For this exercise, copy out each line of the material below that includes "weekly".

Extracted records
━━━━━━━━━━

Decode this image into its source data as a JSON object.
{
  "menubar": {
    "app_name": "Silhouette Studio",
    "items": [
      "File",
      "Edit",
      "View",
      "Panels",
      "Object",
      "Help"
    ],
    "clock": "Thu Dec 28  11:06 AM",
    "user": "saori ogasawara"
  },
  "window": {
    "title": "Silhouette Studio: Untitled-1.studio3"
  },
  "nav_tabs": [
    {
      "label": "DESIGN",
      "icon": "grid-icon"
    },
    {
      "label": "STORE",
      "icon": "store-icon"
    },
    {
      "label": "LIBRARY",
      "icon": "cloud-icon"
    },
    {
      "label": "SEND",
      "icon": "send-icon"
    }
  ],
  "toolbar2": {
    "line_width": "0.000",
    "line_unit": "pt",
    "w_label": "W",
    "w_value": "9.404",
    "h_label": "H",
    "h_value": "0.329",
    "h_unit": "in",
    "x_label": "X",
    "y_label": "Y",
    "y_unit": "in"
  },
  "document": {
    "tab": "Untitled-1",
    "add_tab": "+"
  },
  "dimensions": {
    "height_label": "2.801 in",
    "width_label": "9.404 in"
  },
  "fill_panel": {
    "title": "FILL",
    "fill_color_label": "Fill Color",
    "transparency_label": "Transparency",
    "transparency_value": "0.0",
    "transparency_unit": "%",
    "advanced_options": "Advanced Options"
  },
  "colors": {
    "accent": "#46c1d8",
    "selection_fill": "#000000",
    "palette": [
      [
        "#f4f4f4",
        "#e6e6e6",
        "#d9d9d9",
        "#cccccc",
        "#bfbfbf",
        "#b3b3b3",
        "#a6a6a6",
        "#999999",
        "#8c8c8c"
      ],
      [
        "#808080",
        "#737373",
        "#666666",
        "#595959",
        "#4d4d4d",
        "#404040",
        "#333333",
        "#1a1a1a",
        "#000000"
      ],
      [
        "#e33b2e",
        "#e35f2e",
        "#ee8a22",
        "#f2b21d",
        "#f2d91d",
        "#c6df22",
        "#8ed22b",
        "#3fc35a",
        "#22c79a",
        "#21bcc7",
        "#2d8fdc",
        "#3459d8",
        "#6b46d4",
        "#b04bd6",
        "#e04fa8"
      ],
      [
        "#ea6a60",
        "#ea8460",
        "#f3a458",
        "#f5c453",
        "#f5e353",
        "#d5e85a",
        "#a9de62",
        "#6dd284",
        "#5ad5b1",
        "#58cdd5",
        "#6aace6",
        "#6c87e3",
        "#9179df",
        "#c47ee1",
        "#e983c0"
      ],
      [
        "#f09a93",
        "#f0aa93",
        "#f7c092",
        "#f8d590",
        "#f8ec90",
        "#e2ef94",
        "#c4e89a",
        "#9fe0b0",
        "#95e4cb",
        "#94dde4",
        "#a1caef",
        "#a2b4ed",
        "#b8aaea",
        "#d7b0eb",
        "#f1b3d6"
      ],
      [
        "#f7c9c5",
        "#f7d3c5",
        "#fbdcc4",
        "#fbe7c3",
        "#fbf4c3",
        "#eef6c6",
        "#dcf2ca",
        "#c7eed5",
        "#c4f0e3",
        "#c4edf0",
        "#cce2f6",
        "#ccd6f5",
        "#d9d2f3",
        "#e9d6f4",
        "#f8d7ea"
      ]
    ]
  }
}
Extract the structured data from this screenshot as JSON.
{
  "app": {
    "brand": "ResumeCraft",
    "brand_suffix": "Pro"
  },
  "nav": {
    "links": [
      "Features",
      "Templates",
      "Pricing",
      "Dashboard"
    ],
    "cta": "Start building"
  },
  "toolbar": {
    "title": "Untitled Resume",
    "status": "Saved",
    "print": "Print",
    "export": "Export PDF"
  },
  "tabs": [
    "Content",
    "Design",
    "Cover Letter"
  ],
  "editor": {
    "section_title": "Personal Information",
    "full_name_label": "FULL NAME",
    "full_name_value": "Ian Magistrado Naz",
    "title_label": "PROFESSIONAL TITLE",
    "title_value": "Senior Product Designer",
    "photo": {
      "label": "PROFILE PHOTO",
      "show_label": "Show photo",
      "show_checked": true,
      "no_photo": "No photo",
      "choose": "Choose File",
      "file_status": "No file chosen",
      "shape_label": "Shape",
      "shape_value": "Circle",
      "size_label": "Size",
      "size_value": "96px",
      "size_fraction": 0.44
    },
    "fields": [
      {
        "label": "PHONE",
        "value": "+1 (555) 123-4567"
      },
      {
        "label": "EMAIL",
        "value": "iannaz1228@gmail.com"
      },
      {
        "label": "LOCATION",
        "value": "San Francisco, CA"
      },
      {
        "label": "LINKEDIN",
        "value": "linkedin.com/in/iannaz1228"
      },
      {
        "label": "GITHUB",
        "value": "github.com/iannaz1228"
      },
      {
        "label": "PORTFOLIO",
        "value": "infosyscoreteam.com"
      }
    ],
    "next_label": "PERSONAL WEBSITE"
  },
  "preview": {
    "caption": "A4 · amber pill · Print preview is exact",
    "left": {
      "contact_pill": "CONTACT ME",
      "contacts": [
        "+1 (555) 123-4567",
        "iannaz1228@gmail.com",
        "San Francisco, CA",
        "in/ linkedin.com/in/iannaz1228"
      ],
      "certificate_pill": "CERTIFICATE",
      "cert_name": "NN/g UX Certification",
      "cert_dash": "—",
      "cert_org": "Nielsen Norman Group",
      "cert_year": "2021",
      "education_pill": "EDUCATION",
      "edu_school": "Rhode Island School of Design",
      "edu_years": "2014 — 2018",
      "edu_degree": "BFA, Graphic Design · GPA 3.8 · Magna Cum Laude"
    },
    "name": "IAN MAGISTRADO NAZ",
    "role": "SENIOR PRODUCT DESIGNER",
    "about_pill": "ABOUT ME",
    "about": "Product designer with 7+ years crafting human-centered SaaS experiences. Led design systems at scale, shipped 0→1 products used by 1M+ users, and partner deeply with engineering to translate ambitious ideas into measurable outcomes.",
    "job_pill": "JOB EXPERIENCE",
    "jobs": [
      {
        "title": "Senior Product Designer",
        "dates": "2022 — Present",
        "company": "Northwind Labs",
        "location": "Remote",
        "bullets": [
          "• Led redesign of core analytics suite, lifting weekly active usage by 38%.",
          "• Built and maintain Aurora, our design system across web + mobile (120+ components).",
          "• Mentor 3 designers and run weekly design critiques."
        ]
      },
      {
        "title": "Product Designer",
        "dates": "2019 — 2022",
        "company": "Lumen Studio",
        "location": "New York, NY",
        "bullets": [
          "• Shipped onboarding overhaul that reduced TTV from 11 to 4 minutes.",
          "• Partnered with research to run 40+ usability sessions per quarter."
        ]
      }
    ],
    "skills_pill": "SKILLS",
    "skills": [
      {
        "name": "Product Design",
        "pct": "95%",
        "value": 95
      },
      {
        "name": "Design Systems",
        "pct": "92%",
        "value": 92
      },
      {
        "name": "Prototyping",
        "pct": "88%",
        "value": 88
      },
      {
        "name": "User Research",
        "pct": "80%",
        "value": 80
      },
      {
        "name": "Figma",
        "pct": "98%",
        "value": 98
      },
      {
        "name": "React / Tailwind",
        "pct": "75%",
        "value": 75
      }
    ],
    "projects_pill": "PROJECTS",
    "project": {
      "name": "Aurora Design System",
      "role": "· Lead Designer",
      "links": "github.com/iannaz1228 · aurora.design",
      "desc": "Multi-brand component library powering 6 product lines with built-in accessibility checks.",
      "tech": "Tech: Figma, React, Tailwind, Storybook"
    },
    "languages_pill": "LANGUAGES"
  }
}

━━━━━━━━━━

Answer for this exercise =
          "• Led redesign of core analytics suite, lifting weekly active usage by 38%.",
          "• Mentor 3 designers and run weekly design critiques."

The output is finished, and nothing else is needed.